Required task: Write out each line of the listing as it stands, without the images.

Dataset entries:
-- BEGIN --

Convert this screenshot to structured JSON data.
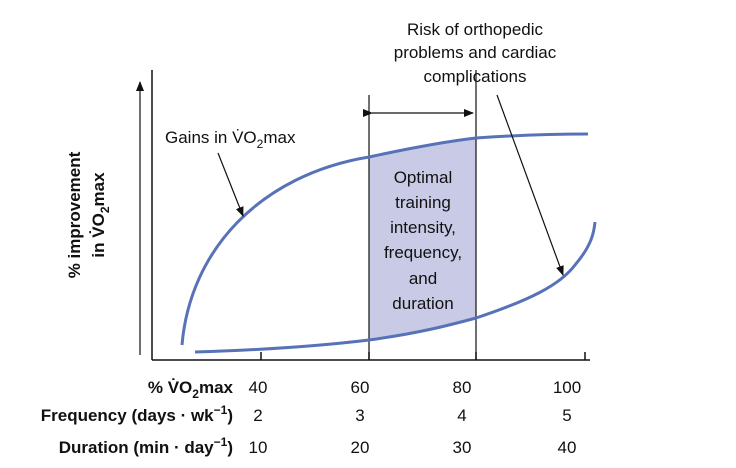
{
  "y_axis_label": {
    "line1": "% improvement",
    "line2": [
      "in V̇O",
      "2",
      "max"
    ]
  },
  "curves": {
    "gains_label": [
      "Gains in V̇O",
      "2",
      "max"
    ]
  },
  "risk_label": [
    "Risk of orthopedic",
    "problems and cardiac",
    "complications"
  ],
  "optimal_label": [
    "Optimal",
    "training",
    "intensity,",
    "frequency,",
    "and",
    "duration"
  ],
  "rows": [
    {
      "label": [
        "% V̇O",
        "2",
        "max"
      ],
      "values": [
        40,
        60,
        80,
        100
      ]
    },
    {
      "label": [
        "Frequency (days · wk",
        "−1",
        ")"
      ],
      "values": [
        2,
        3,
        4,
        5
      ]
    },
    {
      "label": [
        "Duration (min · day",
        "−1",
        ")"
      ],
      "values": [
        10,
        20,
        30,
        40
      ]
    }
  ]
}
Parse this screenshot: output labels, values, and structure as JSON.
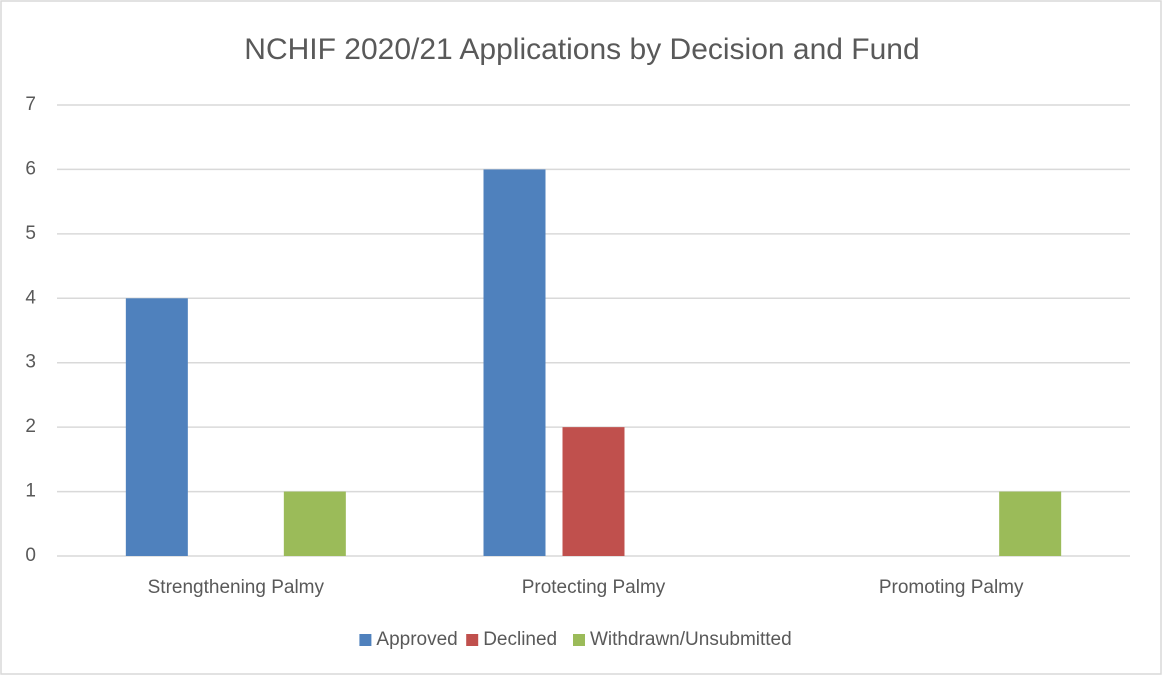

-- END --

Reply:
Convert this screenshot to structured JSON data.
{
  "y_axis_label": {
    "line1": "% improvement",
    "line2": [
      "in V̇O",
      "2",
      "max"
    ]
  },
  "curves": {
    "gains_label": [
      "Gains in V̇O",
      "2",
      "max"
    ]
  },
  "risk_label": [
    "Risk of orthopedic",
    "problems and cardiac",
    "complications"
  ],
  "optimal_label": [
    "Optimal",
    "training",
    "intensity,",
    "frequency,",
    "and",
    "duration"
  ],
  "rows": [
    {
      "label": [
        "% V̇O",
        "2",
        "max"
      ],
      "values": [
        40,
        60,
        80,
        100
      ]
    },
    {
      "label": [
        "Frequency (days · wk",
        "−1",
        ")"
      ],
      "values": [
        2,
        3,
        4,
        5
      ]
    },
    {
      "label": [
        "Duration (min · day",
        "−1",
        ")"
      ],
      "values": [
        10,
        20,
        30,
        40
      ]
    }
  ]
}
Parse this screenshot: output labels, values, and structure as JSON.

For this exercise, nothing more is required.